··· DATASET
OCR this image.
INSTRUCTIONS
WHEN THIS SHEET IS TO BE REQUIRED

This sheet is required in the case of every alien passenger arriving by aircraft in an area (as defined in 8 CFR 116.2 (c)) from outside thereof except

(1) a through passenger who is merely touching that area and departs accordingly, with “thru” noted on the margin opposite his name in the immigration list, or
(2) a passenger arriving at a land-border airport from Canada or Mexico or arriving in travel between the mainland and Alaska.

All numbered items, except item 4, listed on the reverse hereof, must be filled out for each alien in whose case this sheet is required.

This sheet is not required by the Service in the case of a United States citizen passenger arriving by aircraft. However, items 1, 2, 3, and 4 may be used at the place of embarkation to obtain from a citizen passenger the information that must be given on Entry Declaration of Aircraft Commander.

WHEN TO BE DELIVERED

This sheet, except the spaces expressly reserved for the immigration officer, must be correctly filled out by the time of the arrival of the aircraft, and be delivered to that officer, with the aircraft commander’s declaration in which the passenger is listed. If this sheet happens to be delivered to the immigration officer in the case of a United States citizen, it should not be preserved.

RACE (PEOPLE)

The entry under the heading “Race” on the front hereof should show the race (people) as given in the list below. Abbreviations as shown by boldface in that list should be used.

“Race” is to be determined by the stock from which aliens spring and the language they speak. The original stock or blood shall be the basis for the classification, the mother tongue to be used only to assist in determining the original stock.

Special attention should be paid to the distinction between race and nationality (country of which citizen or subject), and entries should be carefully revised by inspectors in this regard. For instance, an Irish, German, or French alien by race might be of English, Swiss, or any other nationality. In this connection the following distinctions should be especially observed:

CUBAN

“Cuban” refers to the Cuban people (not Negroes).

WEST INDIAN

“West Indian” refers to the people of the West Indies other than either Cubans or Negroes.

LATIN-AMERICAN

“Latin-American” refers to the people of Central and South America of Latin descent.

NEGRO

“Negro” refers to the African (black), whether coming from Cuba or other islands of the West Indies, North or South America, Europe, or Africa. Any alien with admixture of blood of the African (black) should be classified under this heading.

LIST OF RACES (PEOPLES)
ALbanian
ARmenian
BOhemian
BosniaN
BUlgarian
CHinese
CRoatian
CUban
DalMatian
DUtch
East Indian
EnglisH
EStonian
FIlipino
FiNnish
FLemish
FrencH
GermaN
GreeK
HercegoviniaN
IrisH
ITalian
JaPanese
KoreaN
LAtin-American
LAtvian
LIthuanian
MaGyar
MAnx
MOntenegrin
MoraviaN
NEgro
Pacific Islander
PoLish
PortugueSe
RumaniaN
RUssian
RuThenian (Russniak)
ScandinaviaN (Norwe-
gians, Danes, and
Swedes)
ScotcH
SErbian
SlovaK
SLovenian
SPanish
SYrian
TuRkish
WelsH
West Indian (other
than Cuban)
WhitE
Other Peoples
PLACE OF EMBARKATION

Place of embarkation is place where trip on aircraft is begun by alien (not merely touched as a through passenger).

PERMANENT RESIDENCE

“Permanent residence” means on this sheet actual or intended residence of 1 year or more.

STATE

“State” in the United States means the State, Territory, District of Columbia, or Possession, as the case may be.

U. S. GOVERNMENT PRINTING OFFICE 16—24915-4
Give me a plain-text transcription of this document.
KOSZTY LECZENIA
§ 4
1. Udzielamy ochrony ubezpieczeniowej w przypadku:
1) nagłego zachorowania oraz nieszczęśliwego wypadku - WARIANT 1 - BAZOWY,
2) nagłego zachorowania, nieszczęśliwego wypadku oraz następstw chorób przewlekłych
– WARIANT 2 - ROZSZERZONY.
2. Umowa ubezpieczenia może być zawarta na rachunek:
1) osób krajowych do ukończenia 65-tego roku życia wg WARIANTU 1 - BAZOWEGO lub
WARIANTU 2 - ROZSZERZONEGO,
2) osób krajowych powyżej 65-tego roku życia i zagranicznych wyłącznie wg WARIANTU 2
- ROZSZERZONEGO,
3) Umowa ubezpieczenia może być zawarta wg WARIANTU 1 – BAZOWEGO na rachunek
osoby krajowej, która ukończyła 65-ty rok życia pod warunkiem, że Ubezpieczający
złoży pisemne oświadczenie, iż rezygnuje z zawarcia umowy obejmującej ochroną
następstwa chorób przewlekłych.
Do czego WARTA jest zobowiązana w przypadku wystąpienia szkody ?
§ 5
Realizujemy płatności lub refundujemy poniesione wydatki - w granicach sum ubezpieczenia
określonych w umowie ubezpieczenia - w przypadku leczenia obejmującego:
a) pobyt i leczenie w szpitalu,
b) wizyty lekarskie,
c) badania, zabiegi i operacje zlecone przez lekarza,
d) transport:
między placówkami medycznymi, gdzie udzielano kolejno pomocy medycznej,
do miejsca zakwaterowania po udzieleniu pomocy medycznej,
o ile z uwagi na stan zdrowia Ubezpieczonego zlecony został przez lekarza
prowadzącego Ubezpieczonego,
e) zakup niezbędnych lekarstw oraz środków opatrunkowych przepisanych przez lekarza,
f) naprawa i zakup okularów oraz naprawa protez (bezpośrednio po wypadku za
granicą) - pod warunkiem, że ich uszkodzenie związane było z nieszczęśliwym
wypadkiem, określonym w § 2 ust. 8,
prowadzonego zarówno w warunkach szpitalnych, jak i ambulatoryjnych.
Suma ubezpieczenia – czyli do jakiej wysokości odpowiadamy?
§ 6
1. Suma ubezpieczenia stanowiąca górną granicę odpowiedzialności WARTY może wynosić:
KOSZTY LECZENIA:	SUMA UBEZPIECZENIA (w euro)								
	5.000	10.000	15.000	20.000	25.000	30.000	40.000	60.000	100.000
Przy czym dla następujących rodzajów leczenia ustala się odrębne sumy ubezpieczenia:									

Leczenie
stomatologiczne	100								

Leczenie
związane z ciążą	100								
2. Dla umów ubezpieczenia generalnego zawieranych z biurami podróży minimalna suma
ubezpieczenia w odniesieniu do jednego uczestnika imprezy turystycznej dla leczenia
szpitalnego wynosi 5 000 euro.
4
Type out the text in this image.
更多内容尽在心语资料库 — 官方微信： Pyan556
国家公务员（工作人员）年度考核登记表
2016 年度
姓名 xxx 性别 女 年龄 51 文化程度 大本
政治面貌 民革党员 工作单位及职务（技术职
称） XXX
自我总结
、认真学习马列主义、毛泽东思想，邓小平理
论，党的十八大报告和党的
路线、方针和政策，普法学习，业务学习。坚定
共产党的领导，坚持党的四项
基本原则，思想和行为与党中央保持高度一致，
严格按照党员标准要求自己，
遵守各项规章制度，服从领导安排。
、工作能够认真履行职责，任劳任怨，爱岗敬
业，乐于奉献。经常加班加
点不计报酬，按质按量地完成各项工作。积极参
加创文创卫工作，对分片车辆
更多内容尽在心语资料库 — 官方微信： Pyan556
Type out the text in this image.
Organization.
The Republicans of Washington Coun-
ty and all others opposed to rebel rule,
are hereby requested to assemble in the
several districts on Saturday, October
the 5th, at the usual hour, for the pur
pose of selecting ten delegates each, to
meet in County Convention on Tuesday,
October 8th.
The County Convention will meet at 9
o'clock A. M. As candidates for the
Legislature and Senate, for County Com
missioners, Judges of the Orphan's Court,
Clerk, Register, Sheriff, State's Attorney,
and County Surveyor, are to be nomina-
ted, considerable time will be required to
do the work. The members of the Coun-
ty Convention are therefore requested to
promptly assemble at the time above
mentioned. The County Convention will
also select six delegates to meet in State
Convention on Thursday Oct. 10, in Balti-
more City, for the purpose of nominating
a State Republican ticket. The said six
······
→ WHAT THE TASK REQUIRES
Repeat the material in full, exactly as it stands.

→ FINAL RESULT
OCR this image.
INSTRUCTIONS
WHEN THIS SHEET IS TO BE REQUIRED

This sheet is required in the case of every alien passenger arriving by aircraft in an area (as defined in 8 CFR 116.2 (c)) from outside thereof except

(1) a through passenger who is merely touching that area and departs accordingly, with “thru” noted on the margin opposite his name in the immigration list, or
(2) a passenger arriving at a land-border airport from Canada or Mexico or arriving in travel between the mainland and Alaska.

All numbered items, except item 4, listed on the reverse hereof, must be filled out for each alien in whose case this sheet is required.

This sheet is not required by the Service in the case of a United States citizen passenger arriving by aircraft. However, items 1, 2, 3, and 4 may be used at the place of embarkation to obtain from a citizen passenger the information that must be given on Entry Declaration of Aircraft Commander.

WHEN TO BE DELIVERED

This sheet, except the spaces expressly reserved for the immigration officer, must be correctly filled out by the time of the arrival of the aircraft, and be delivered to that officer, with the aircraft commander’s declaration in which the passenger is listed. If this sheet happens to be delivered to the immigration officer in the case of a United States citizen, it should not be preserved.

RACE (PEOPLE)

The entry under the heading “Race” on the front hereof should show the race (people) as given in the list below. Abbreviations as shown by boldface in that list should be used.

“Race” is to be determined by the stock from which aliens spring and the language they speak. The original stock or blood shall be the basis for the classification, the mother tongue to be used only to assist in determining the original stock.

Special attention should be paid to the distinction between race and nationality (country of which citizen or subject), and entries should be carefully revised by inspectors in this regard. For instance, an Irish, German, or French alien by race might be of English, Swiss, or any other nationality. In this connection the following distinctions should be especially observed:

CUBAN

“Cuban” refers to the Cuban people (not Negroes).

WEST INDIAN

“West Indian” refers to the people of the West Indies other than either Cubans or Negroes.

LATIN-AMERICAN

“Latin-American” refers to the people of Central and South America of Latin descent.

NEGRO

“Negro” refers to the African (black), whether coming from Cuba or other islands of the West Indies, North or South America, Europe, or Africa. Any alien with admixture of blood of the African (black) should be classified under this heading.

LIST OF RACES (PEOPLES)
ALbanian
ARmenian
BOhemian
BosniaN
BUlgarian
CHinese
CRoatian
CUban
DalMatian
DUtch
East Indian
EnglisH
EStonian
FIlipino
FiNnish
FLemish
FrencH
GermaN
GreeK
HercegoviniaN
IrisH
ITalian
JaPanese
KoreaN
LAtin-American
LAtvian
LIthuanian
MaGyar
MAnx
MOntenegrin
MoraviaN
NEgro
Pacific Islander
PoLish
PortugueSe
RumaniaN
RUssian
RuThenian (Russniak)
ScandinaviaN (Norwe-
gians, Danes, and
Swedes)
ScotcH
SErbian
SlovaK
SLovenian
SPanish
SYrian
TuRkish
WelsH
West Indian (other
than Cuban)
WhitE
Other Peoples
PLACE OF EMBARKATION

Place of embarkation is place where trip on aircraft is begun by alien (not merely touched as a through passenger).

PERMANENT RESIDENCE

“Permanent residence” means on this sheet actual or intended residence of 1 year or more.

STATE

“State” in the United States means the State, Territory, District of Columbia, or Possession, as the case may be.

U. S. GOVERNMENT PRINTING OFFICE 16—24915-4
Give me a plain-text transcription of this document.
KOSZTY LECZENIA
§ 4
1. Udzielamy ochrony ubezpieczeniowej w przypadku:
1) nagłego zachorowania oraz nieszczęśliwego wypadku - WARIANT 1 - BAZOWY,
2) nagłego zachorowania, nieszczęśliwego wypadku oraz następstw chorób przewlekłych
– WARIANT 2 - ROZSZERZONY.
2. Umowa ubezpieczenia może być zawarta na rachunek:
1) osób krajowych do ukończenia 65-tego roku życia wg WARIANTU 1 - BAZOWEGO lub
WARIANTU 2 - ROZSZERZONEGO,
2) osób krajowych powyżej 65-tego roku życia i zagranicznych wyłącznie wg WARIANTU 2
- ROZSZERZONEGO,
3) Umowa ubezpieczenia może być zawarta wg WARIANTU 1 – BAZOWEGO na rachunek
osoby krajowej, która ukończyła 65-ty rok życia pod warunkiem, że Ubezpieczający
złoży pisemne oświadczenie, iż rezygnuje z zawarcia umowy obejmującej ochroną
następstwa chorób przewlekłych.
Do czego WARTA jest zobowiązana w przypadku wystąpienia szkody ?
§ 5
Realizujemy płatności lub refundujemy poniesione wydatki - w granicach sum ubezpieczenia
określonych w umowie ubezpieczenia - w przypadku leczenia obejmującego:
a) pobyt i leczenie w szpitalu,
b) wizyty lekarskie,
c) badania, zabiegi i operacje zlecone przez lekarza,
d) transport:
między placówkami medycznymi, gdzie udzielano kolejno pomocy medycznej,
do miejsca zakwaterowania po udzieleniu pomocy medycznej,
o ile z uwagi na stan zdrowia Ubezpieczonego zlecony został przez lekarza
prowadzącego Ubezpieczonego,
e) zakup niezbędnych lekarstw oraz środków opatrunkowych przepisanych przez lekarza,
f) naprawa i zakup okularów oraz naprawa protez (bezpośrednio po wypadku za
granicą) - pod warunkiem, że ich uszkodzenie związane było z nieszczęśliwym
wypadkiem, określonym w § 2 ust. 8,
prowadzonego zarówno w warunkach szpitalnych, jak i ambulatoryjnych.
Suma ubezpieczenia – czyli do jakiej wysokości odpowiadamy?
§ 6
1. Suma ubezpieczenia stanowiąca górną granicę odpowiedzialności WARTY może wynosić:
KOSZTY LECZENIA:	SUMA UBEZPIECZENIA (w euro)								
	5.000	10.000	15.000	20.000	25.000	30.000	40.000	60.000	100.000
Przy czym dla następujących rodzajów leczenia ustala się odrębne sumy ubezpieczenia:									

Leczenie
stomatologiczne	100								

Leczenie
związane z ciążą	100								
2. Dla umów ubezpieczenia generalnego zawieranych z biurami podróży minimalna suma
ubezpieczenia w odniesieniu do jednego uczestnika imprezy turystycznej dla leczenia
szpitalnego wynosi 5 000 euro.
4
Type out the text in this image.
更多内容尽在心语资料库 — 官方微信： Pyan556
国家公务员（工作人员）年度考核登记表
2016 年度
姓名 xxx 性别 女 年龄 51 文化程度 大本
政治面貌 民革党员 工作单位及职务（技术职
称） XXX
自我总结
、认真学习马列主义、毛泽东思想，邓小平理
论，党的十八大报告和党的
路线、方针和政策，普法学习，业务学习。坚定
共产党的领导，坚持党的四项
基本原则，思想和行为与党中央保持高度一致，
严格按照党员标准要求自己，
遵守各项规章制度，服从领导安排。
、工作能够认真履行职责，任劳任怨，爱岗敬
业，乐于奉献。经常加班加
点不计报酬，按质按量地完成各项工作。积极参
加创文创卫工作，对分片车辆
更多内容尽在心语资料库 — 官方微信： Pyan556
Type out the text in this image.
Organization.
The Republicans of Washington Coun-
ty and all others opposed to rebel rule,
are hereby requested to assemble in the
several districts on Saturday, October
the 5th, at the usual hour, for the pur
pose of selecting ten delegates each, to
meet in County Convention on Tuesday,
October 8th.
The County Convention will meet at 9
o'clock A. M. As candidates for the
Legislature and Senate, for County Com
missioners, Judges of the Orphan's Court,
Clerk, Register, Sheriff, State's Attorney,
and County Surveyor, are to be nomina-
ted, considerable time will be required to
do the work. The members of the Coun-
ty Convention are therefore requested to
promptly assemble at the time above
mentioned. The County Convention will
also select six delegates to meet in State
Convention on Thursday Oct. 10, in Balti-
more City, for the purpose of nominating
a State Republican ticket. The said six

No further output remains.